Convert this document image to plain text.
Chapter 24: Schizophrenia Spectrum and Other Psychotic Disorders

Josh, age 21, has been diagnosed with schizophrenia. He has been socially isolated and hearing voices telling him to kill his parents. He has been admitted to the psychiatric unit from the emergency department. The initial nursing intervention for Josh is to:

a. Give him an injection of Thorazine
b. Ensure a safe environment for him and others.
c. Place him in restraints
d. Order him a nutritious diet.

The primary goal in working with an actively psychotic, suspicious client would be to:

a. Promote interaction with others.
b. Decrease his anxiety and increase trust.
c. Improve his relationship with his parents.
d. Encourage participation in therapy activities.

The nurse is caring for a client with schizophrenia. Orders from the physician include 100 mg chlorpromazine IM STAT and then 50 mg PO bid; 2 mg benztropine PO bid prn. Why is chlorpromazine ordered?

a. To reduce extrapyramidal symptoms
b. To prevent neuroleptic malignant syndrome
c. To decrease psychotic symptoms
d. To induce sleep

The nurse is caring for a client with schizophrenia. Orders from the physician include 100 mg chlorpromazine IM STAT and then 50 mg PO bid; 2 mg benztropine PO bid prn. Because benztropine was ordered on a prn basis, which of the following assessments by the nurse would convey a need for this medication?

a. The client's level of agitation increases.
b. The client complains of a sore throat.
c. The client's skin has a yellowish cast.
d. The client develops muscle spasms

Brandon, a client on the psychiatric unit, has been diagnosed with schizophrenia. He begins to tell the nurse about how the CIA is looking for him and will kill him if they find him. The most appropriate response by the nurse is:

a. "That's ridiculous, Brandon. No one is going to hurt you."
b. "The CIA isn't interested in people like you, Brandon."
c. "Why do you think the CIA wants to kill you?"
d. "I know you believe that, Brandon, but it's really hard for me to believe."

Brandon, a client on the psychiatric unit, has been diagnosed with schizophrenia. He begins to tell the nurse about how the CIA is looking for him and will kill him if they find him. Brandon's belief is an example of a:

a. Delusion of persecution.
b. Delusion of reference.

--

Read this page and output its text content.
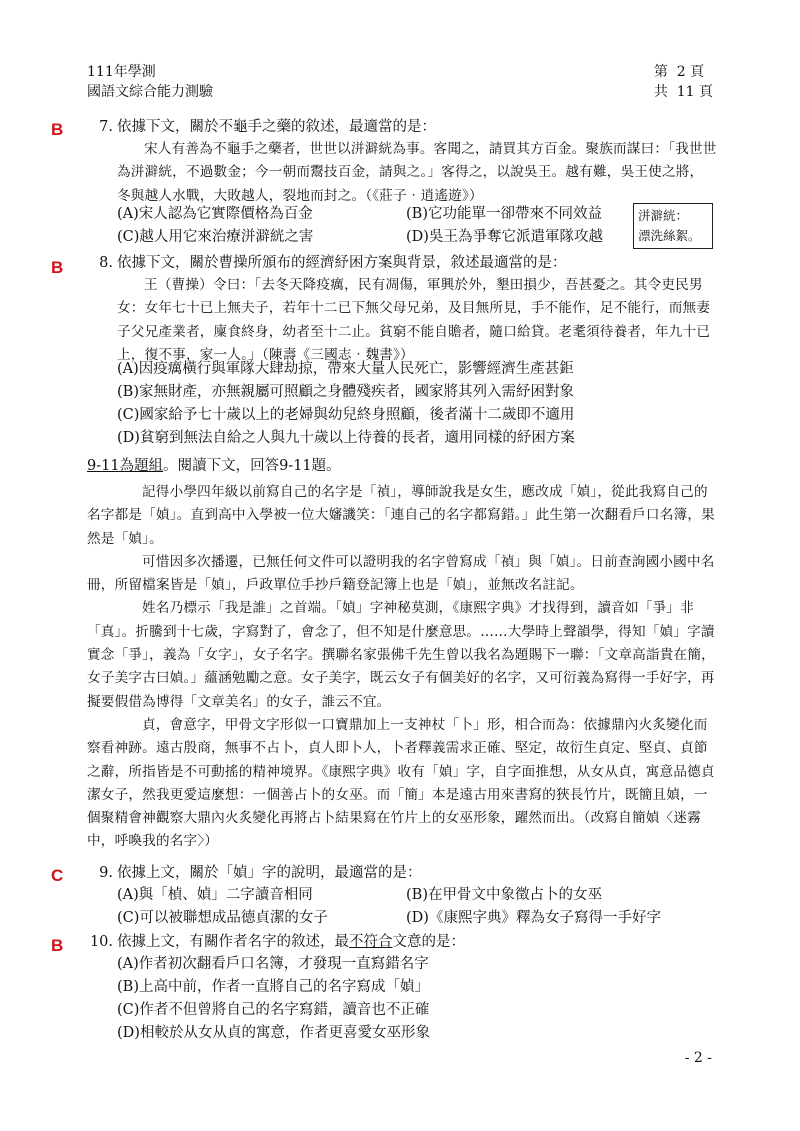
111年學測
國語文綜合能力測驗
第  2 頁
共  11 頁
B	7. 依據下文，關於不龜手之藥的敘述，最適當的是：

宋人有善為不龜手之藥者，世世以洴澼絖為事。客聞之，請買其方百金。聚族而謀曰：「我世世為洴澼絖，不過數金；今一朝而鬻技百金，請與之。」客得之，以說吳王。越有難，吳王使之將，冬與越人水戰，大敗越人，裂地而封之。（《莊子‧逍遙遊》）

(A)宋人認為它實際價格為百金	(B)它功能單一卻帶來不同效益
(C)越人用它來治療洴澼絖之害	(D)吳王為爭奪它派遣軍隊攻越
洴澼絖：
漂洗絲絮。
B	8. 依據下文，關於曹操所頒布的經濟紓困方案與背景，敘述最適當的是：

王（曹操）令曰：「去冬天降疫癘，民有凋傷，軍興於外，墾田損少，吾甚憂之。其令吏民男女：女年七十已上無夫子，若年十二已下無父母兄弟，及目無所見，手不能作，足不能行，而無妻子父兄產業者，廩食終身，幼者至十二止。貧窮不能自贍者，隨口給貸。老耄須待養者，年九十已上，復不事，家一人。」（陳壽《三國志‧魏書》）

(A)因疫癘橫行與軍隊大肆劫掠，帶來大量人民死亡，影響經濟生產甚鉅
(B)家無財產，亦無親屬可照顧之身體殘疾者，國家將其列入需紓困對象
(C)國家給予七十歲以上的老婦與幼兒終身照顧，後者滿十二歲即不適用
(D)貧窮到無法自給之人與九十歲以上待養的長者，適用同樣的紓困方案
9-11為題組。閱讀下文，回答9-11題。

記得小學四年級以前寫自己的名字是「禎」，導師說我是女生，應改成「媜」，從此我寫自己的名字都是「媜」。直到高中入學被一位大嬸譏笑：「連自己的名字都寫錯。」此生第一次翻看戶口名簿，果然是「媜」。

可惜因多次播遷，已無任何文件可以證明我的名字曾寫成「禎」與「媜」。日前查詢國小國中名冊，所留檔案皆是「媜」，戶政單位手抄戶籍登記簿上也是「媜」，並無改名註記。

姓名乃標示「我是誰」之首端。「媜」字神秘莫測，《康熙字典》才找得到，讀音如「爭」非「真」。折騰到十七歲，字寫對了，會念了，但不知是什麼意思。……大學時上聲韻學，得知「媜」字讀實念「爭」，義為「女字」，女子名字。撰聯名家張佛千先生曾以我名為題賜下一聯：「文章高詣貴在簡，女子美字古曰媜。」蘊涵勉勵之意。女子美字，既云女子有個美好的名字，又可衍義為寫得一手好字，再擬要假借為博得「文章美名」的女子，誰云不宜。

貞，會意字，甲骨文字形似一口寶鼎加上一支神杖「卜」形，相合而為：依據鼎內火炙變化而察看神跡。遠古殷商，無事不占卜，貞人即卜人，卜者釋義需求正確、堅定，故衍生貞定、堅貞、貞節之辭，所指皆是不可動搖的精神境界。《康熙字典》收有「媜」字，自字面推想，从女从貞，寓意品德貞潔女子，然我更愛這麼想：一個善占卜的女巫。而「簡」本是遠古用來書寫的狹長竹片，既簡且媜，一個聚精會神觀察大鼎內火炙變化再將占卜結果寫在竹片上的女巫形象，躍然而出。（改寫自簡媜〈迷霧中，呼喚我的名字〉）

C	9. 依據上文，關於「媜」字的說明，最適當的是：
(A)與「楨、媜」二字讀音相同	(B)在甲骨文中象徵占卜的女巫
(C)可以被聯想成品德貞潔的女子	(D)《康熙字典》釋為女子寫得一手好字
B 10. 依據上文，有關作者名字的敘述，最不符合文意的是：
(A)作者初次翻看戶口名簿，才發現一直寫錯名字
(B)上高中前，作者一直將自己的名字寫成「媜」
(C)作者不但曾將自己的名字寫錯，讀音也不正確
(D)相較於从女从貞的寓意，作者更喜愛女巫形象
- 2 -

*Requirement*:
Filter the data for the string "Delusion" and copy every line that has it.

*Written answer*:
a. Delusion of persecution.
b. Delusion of reference.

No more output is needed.